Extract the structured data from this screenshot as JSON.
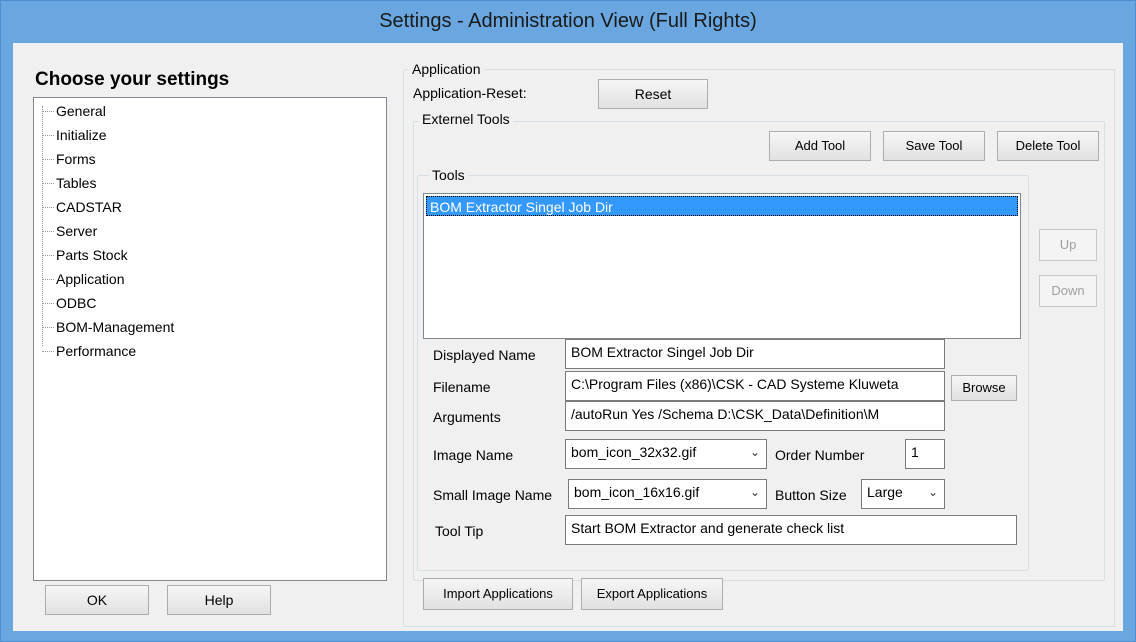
{
  "window": {
    "title": "Settings - Administration View (Full Rights)"
  },
  "left": {
    "heading": "Choose your settings",
    "tree": [
      "General",
      "Initialize",
      "Forms",
      "Tables",
      "CADSTAR",
      "Server",
      "Parts Stock",
      "Application",
      "ODBC",
      "BOM-Management",
      "Performance"
    ],
    "ok_label": "OK",
    "help_label": "Help"
  },
  "application": {
    "group_label": "Application",
    "reset_label_text": "Application-Reset:",
    "reset_button": "Reset"
  },
  "external_tools": {
    "group_label": "Externel Tools",
    "add_tool": "Add Tool",
    "save_tool": "Save Tool",
    "delete_tool": "Delete Tool",
    "tools_group_label": "Tools",
    "tools_list": [
      "BOM Extractor Singel  Job Dir"
    ],
    "selected_tool": "BOM Extractor Singel  Job Dir",
    "up": "Up",
    "down": "Down",
    "displayed_name_label": "Displayed Name",
    "displayed_name_value": "BOM Extractor Singel  Job Dir",
    "filename_label": "Filename",
    "filename_value": "C:\\Program Files (x86)\\CSK - CAD Systeme Kluweta",
    "browse": "Browse",
    "arguments_label": "Arguments",
    "arguments_value": "/autoRun Yes /Schema D:\\CSK_Data\\Definition\\M",
    "image_name_label": "Image Name",
    "image_name_value": "bom_icon_32x32.gif",
    "order_number_label": "Order Number",
    "order_number_value": "1",
    "small_image_name_label": "Small Image Name",
    "small_image_name_value": "bom_icon_16x16.gif",
    "button_size_label": "Button Size",
    "button_size_value": "Large",
    "tool_tip_label": "Tool Tip",
    "tool_tip_value": "Start BOM Extractor and generate check list"
  },
  "footer": {
    "import_applications": "Import Applications",
    "export_applications": "Export Applications"
  },
  "icons": {
    "dropdown": "chevron-down-icon"
  }
}
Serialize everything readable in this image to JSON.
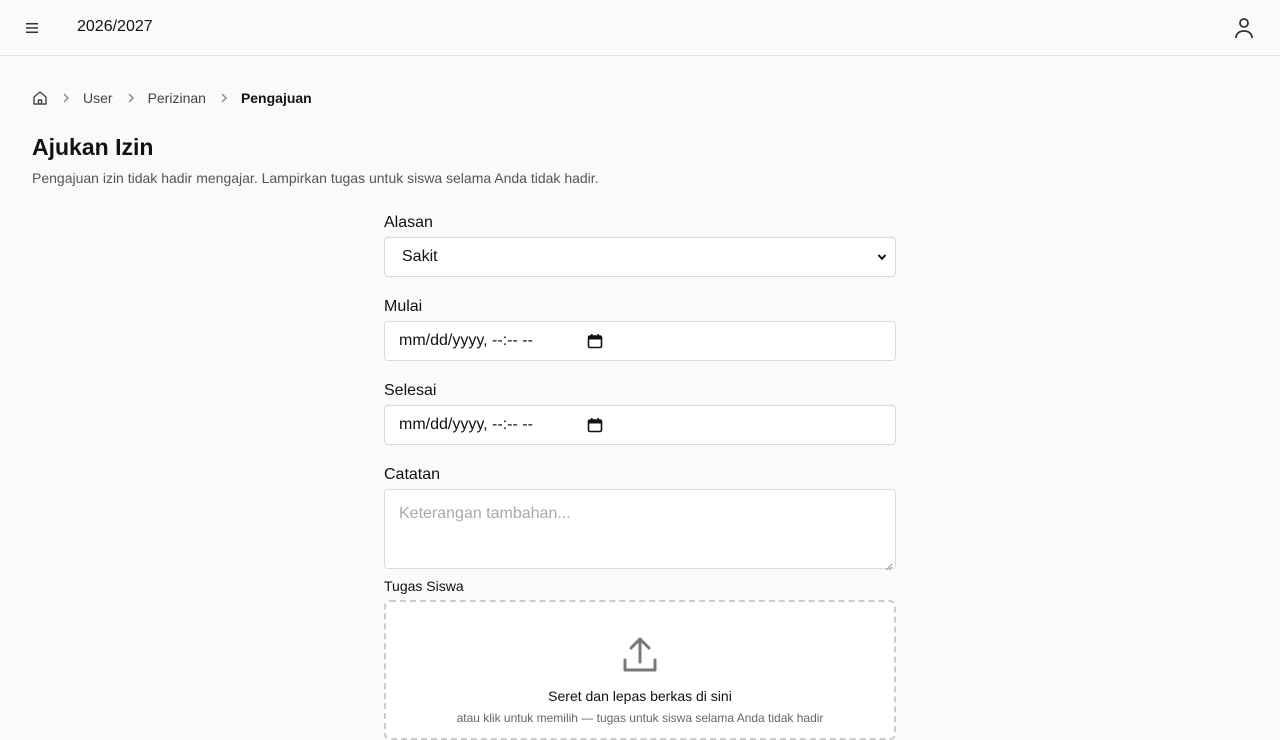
{
  "header": {
    "year": "2026/2027"
  },
  "breadcrumb": {
    "items": [
      "User",
      "Perizinan"
    ],
    "current": "Pengajuan"
  },
  "page": {
    "title": "Ajukan Izin",
    "description": "Pengajuan izin tidak hadir mengajar. Lampirkan tugas untuk siswa selama Anda tidak hadir."
  },
  "form": {
    "reason": {
      "label": "Alasan",
      "value": "Sakit"
    },
    "start": {
      "label": "Mulai",
      "placeholder": "mm/dd/yyyy, --:-- --"
    },
    "end": {
      "label": "Selesai",
      "placeholder": "mm/dd/yyyy, --:-- --"
    },
    "notes": {
      "label": "Catatan",
      "placeholder": "Keterangan tambahan..."
    },
    "assignment": {
      "label": "Tugas Siswa",
      "drop_title": "Seret dan lepas berkas di sini",
      "drop_sub": "atau klik untuk memilih — tugas untuk siswa selama Anda tidak hadir"
    }
  },
  "icons": {
    "menu": "menu-icon",
    "user": "user-icon",
    "home": "home-icon",
    "chevron": "chevron-right-icon",
    "calendar": "calendar-icon",
    "upload": "upload-icon"
  }
}
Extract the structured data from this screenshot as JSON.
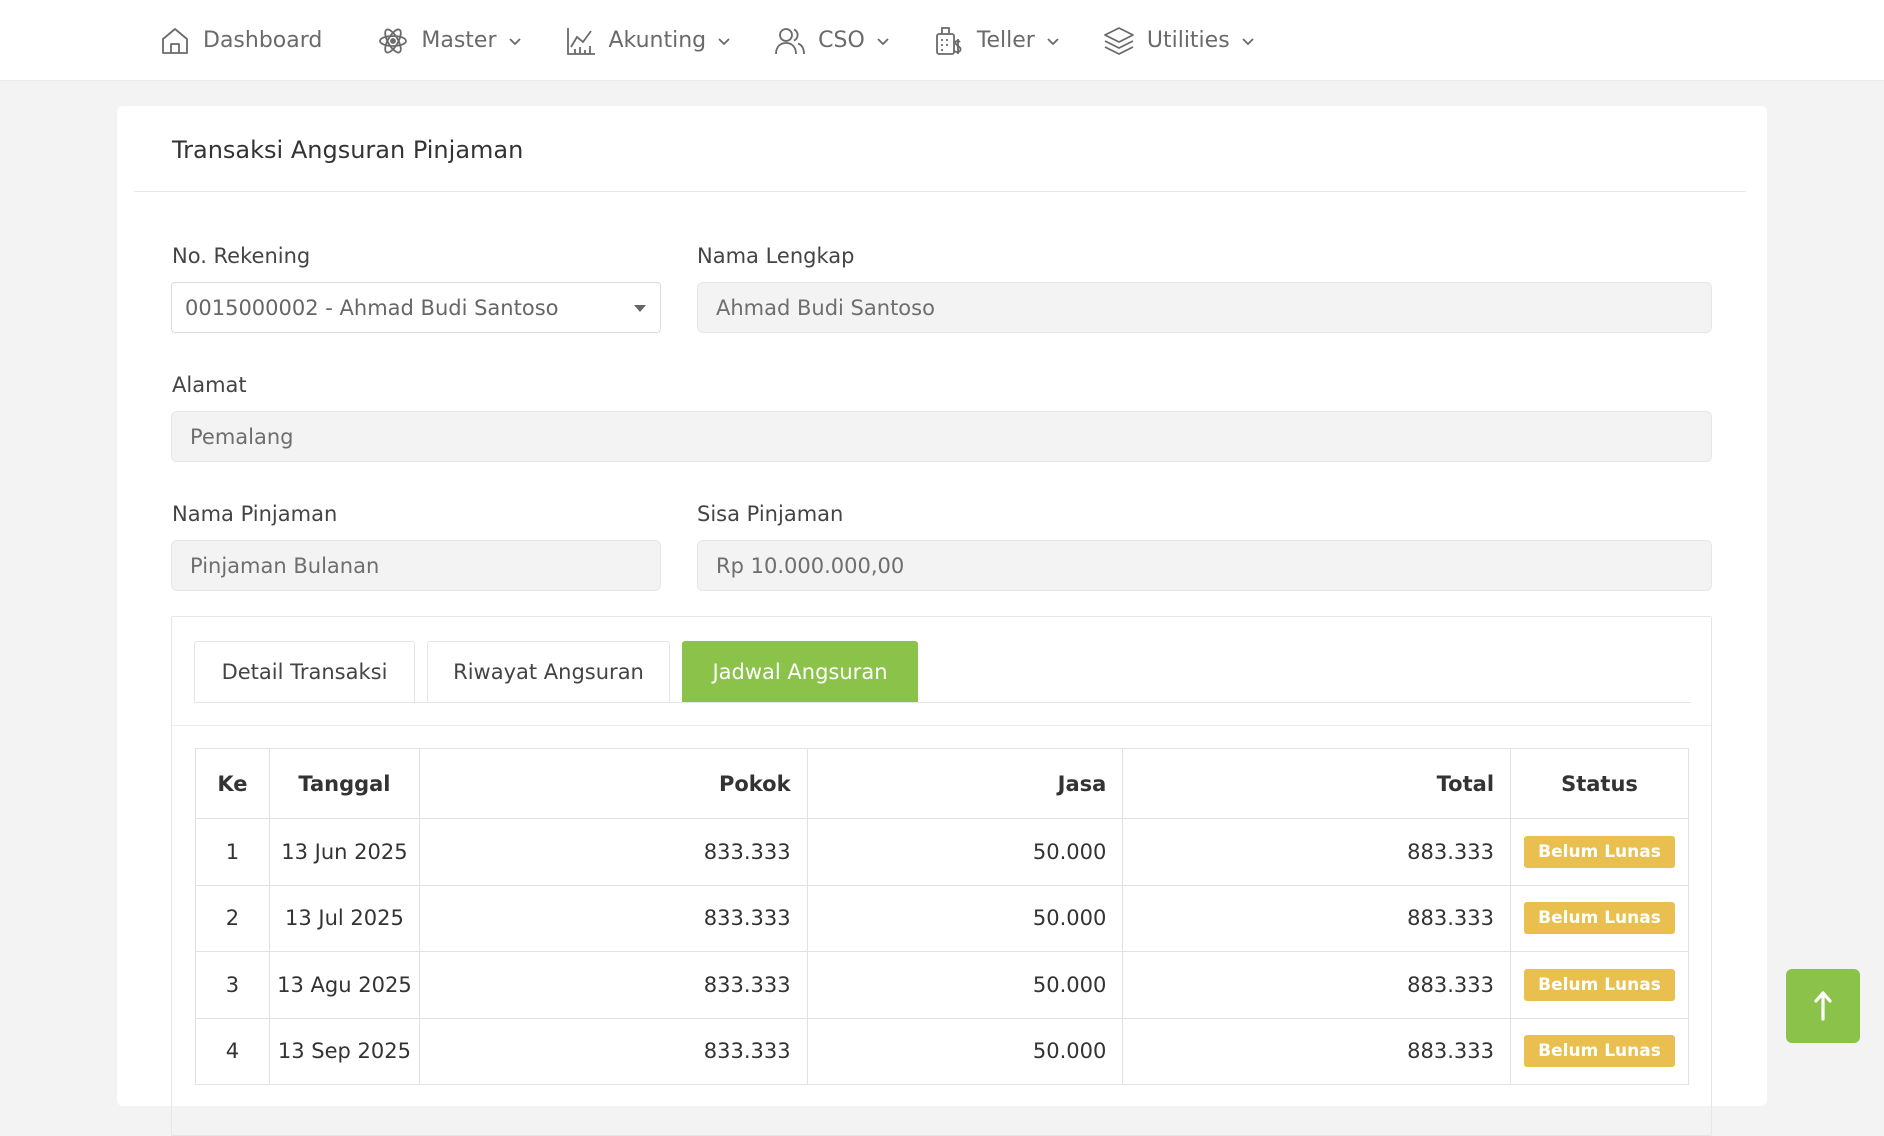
{
  "nav": {
    "items": [
      {
        "label": "Dashboard",
        "icon": "home-icon",
        "has_dropdown": false
      },
      {
        "label": "Master",
        "icon": "atom-icon",
        "has_dropdown": true
      },
      {
        "label": "Akunting",
        "icon": "chart-icon",
        "has_dropdown": true
      },
      {
        "label": "CSO",
        "icon": "users-icon",
        "has_dropdown": true
      },
      {
        "label": "Teller",
        "icon": "receipt-icon",
        "has_dropdown": true
      },
      {
        "label": "Utilities",
        "icon": "layers-icon",
        "has_dropdown": true
      }
    ]
  },
  "page": {
    "title": "Transaksi Angsuran Pinjaman"
  },
  "form": {
    "no_rekening_label": "No. Rekening",
    "no_rekening_value": "0015000002 - Ahmad Budi Santoso",
    "nama_lengkap_label": "Nama Lengkap",
    "nama_lengkap_value": "Ahmad Budi Santoso",
    "alamat_label": "Alamat",
    "alamat_value": "Pemalang",
    "nama_pinjaman_label": "Nama Pinjaman",
    "nama_pinjaman_value": "Pinjaman Bulanan",
    "sisa_pinjaman_label": "Sisa Pinjaman",
    "sisa_pinjaman_value": "Rp 10.000.000,00"
  },
  "tabs": [
    {
      "label": "Detail Transaksi",
      "active": false
    },
    {
      "label": "Riwayat Angsuran",
      "active": false
    },
    {
      "label": "Jadwal Angsuran",
      "active": true
    }
  ],
  "schedule": {
    "headers": [
      "Ke",
      "Tanggal",
      "Pokok",
      "Jasa",
      "Total",
      "Status"
    ],
    "rows": [
      {
        "ke": "1",
        "tanggal": "13 Jun 2025",
        "pokok": "833.333",
        "jasa": "50.000",
        "total": "883.333",
        "status": "Belum Lunas"
      },
      {
        "ke": "2",
        "tanggal": "13 Jul 2025",
        "pokok": "833.333",
        "jasa": "50.000",
        "total": "883.333",
        "status": "Belum Lunas"
      },
      {
        "ke": "3",
        "tanggal": "13 Agu 2025",
        "pokok": "833.333",
        "jasa": "50.000",
        "total": "883.333",
        "status": "Belum Lunas"
      },
      {
        "ke": "4",
        "tanggal": "13 Sep 2025",
        "pokok": "833.333",
        "jasa": "50.000",
        "total": "883.333",
        "status": "Belum Lunas"
      }
    ]
  },
  "colors": {
    "accent_green": "#8bc34a",
    "badge_yellow": "#e9c04f"
  },
  "scroll_top": {
    "icon": "arrow-up-icon"
  }
}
++++++++++
:: What to produce ::
Above are entries; state the number of lines among them that contain "Budi", and nothing else.

:: Final result ::
2